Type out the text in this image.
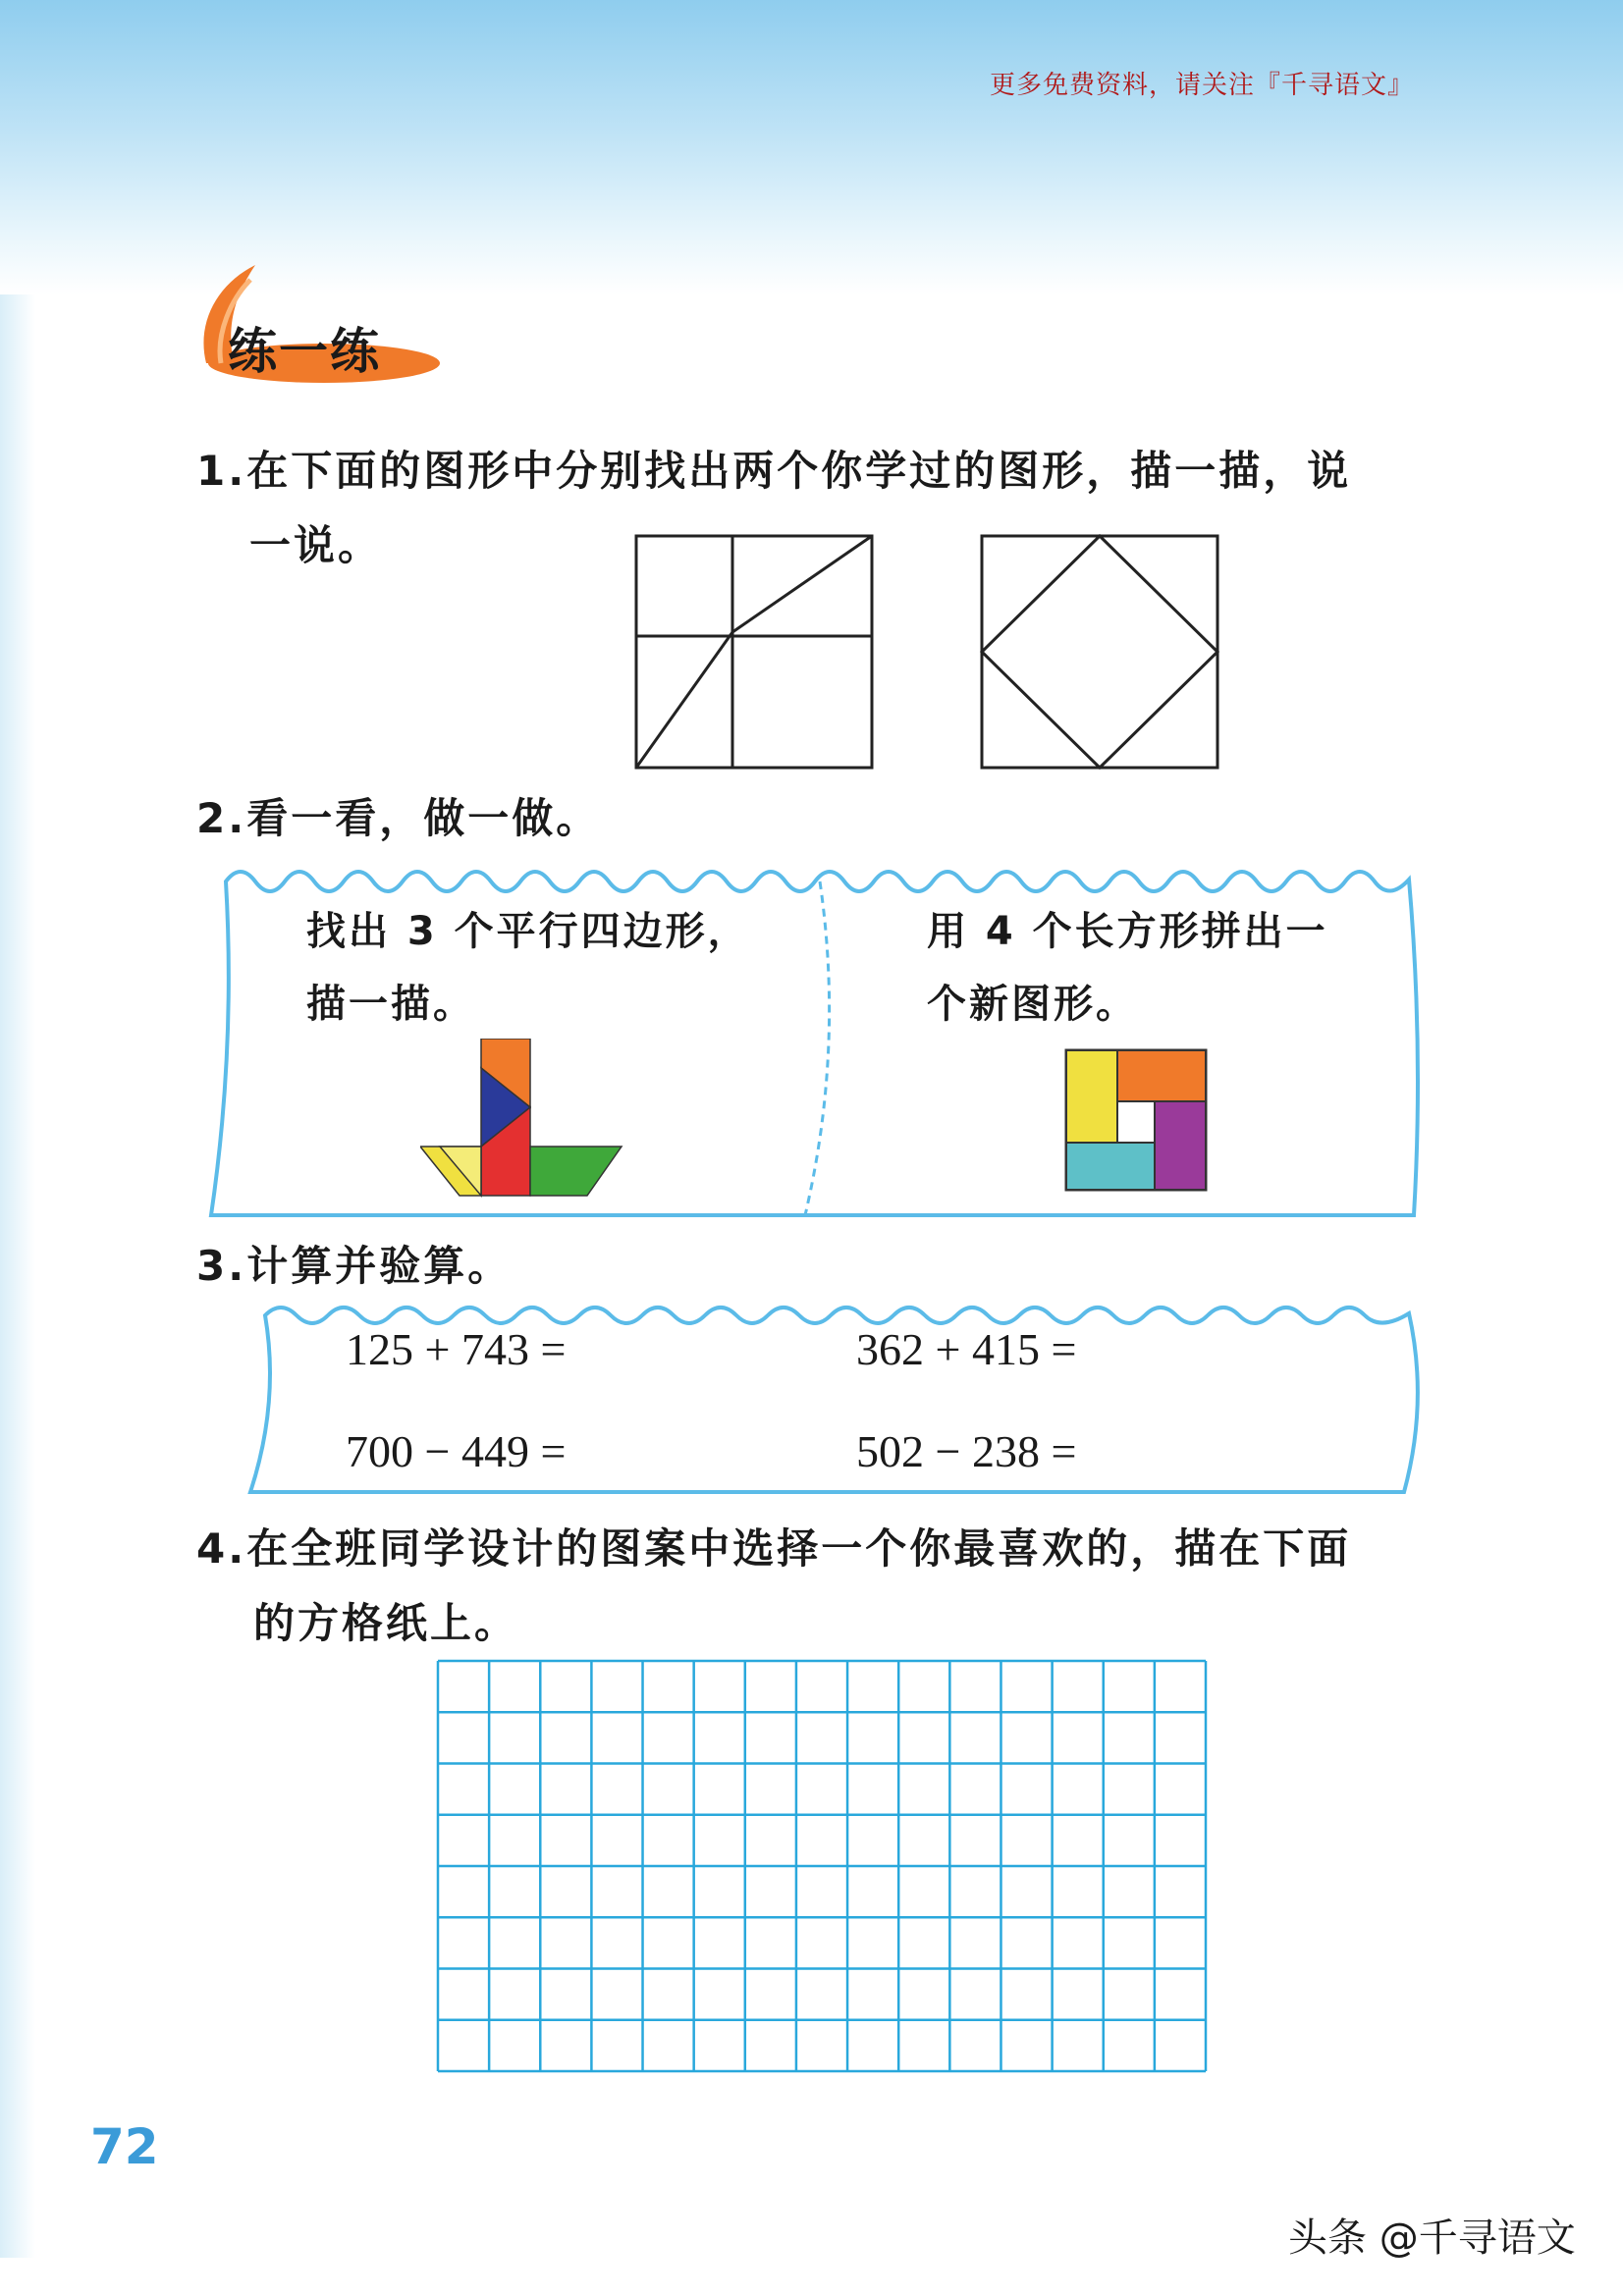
更多免费资料，请关注『千寻语文』
练一练
1.在下面的图形中分别找出两个你学过的图形，描一描，说
一说。
2.看一看，做一做。
找出 3 个平行四边形，
描一描。
用 4 个长方形拼出一
个新图形。
3.计算并验算。
125 + 743 =	362 + 415 =
700 − 449 =	502 − 238 =
4.在全班同学设计的图案中选择一个你最喜欢的，描在下面
的方格纸上。
72
头条 @千寻语文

------------------------------------------------------------------------

SHORT EXERCISE: Leaving aside the images, write out the entries above word for word.

TASK ANSWER:
Type out the text in this image.
更多免费资料，请关注『千寻语文』
练一练
1.在下面的图形中分别找出两个你学过的图形，描一描，说
一说。
2.看一看，做一做。
找出 3 个平行四边形，
描一描。
用 4 个长方形拼出一
个新图形。
3.计算并验算。
125 + 743 =	362 + 415 =
700 − 449 =	502 − 238 =
4.在全班同学设计的图案中选择一个你最喜欢的，描在下面
的方格纸上。
72
头条 @千寻语文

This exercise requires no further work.